Exercise data:
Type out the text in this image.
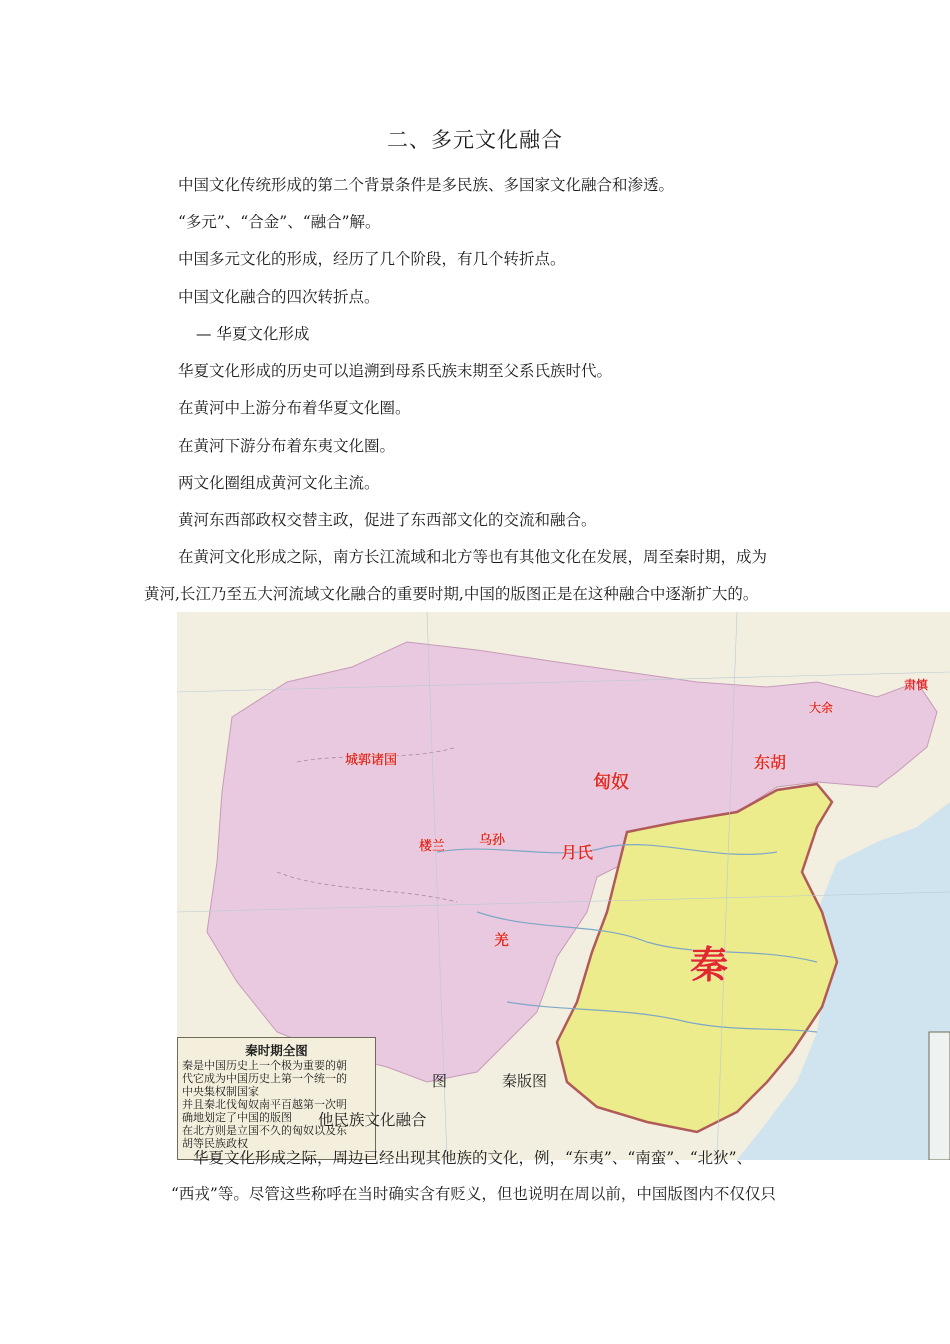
二、多元文化融合
中国文化传统形成的第二个背景条件是多民族、多国家文化融合和渗透。
“多元”、“合金”、“融合”解。
中国多元文化的形成，经历了几个阶段，有几个转折点。
中国文化融合的四次转折点。
— 华夏文化形成
华夏文化形成的历史可以追溯到母系氏族末期至父系氏族时代。
在黄河中上游分布着华夏文化圈。
在黄河下游分布着东夷文化圈。
两文化圈组成黄河文化主流。
黄河东西部政权交替主政，促进了东西部文化的交流和融合。
在黄河文化形成之际，南方长江流域和北方等也有其他文化在发展，周至秦时期，成为
黄河,长江乃至五大河流域文化融合的重要时期,中国的版图正是在这种融合中逐渐扩大的。
城郭诸国
匈奴
东胡
大余
肃慎
楼兰	乌孙
月氏
羌
秦
秦时期全图
秦是中国历史上一个极为重要的朝
代它成为中国历史上第一个统一的
中央集权制国家
并且秦北伐匈奴南平百越第一次明
确地划定了中国的版图
在北方则是立国不久的匈奴以及东
胡等民族政权
图	秦版图
他民族文化融合
华夏文化形成之际，周边已经出现其他族的文化，例，“东夷”、“南蛮”、“北狄”、
“西戎”等。尽管这些称呼在当时确实含有贬义，但也说明在周以前，中国版图内不仅仅只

Required work:
Exclude the images and reproduce the remaining data exactly.

Written solution:
Type out the text in this image.
二、多元文化融合
中国文化传统形成的第二个背景条件是多民族、多国家文化融合和渗透。
“多元”、“合金”、“融合”解。
中国多元文化的形成，经历了几个阶段，有几个转折点。
中国文化融合的四次转折点。
— 华夏文化形成
华夏文化形成的历史可以追溯到母系氏族末期至父系氏族时代。
在黄河中上游分布着华夏文化圈。
在黄河下游分布着东夷文化圈。
两文化圈组成黄河文化主流。
黄河东西部政权交替主政，促进了东西部文化的交流和融合。
在黄河文化形成之际，南方长江流域和北方等也有其他文化在发展，周至秦时期，成为
黄河,长江乃至五大河流域文化融合的重要时期,中国的版图正是在这种融合中逐渐扩大的。
城郭诸国
匈奴
东胡
大余
肃慎
楼兰	乌孙
月氏
羌
秦
秦时期全图
秦是中国历史上一个极为重要的朝
代它成为中国历史上第一个统一的
中央集权制国家
并且秦北伐匈奴南平百越第一次明
确地划定了中国的版图
在北方则是立国不久的匈奴以及东
胡等民族政权
图	秦版图
他民族文化融合
华夏文化形成之际，周边已经出现其他族的文化，例，“东夷”、“南蛮”、“北狄”、
“西戎”等。尽管这些称呼在当时确实含有贬义，但也说明在周以前，中国版图内不仅仅只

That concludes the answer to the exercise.